[START OF SUPPLIED DATA]
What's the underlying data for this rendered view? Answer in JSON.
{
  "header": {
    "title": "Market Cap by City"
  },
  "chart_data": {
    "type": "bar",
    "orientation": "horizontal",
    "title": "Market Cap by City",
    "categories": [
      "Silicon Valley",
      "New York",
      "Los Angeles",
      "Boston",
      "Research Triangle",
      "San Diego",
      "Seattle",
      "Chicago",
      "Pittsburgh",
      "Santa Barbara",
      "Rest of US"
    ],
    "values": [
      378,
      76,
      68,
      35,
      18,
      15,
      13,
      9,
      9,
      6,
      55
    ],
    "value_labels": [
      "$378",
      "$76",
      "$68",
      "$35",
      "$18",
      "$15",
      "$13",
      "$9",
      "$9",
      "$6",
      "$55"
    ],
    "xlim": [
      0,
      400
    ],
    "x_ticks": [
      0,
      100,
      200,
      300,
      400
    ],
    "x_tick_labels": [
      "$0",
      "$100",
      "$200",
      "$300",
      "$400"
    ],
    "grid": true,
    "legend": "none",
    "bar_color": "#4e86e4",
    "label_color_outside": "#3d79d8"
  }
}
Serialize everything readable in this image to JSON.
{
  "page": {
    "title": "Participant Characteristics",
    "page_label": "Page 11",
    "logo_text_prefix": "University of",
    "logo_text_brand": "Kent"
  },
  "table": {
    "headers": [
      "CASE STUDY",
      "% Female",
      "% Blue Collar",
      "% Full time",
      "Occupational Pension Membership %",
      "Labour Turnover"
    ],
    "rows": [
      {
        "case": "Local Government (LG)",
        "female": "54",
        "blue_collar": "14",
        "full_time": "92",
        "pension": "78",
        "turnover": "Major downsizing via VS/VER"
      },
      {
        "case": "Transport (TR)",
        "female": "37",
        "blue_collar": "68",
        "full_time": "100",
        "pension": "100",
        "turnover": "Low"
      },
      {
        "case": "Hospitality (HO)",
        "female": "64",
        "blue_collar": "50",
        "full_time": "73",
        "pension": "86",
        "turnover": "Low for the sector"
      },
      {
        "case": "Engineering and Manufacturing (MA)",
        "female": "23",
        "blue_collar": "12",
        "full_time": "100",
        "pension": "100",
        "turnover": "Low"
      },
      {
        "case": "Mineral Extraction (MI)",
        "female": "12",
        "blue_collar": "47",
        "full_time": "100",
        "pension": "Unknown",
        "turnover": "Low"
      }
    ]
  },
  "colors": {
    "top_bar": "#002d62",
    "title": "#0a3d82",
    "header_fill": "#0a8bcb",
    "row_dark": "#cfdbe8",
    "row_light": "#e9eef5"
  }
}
[END OF SUPPLIED DATA]
**WORK TO BE COMPLETED**
Collect the complete line wherever the string "City" appears in the records.

**FINAL ANSWER**
    "title": "Market Cap by City"
    "title": "Market Cap by City",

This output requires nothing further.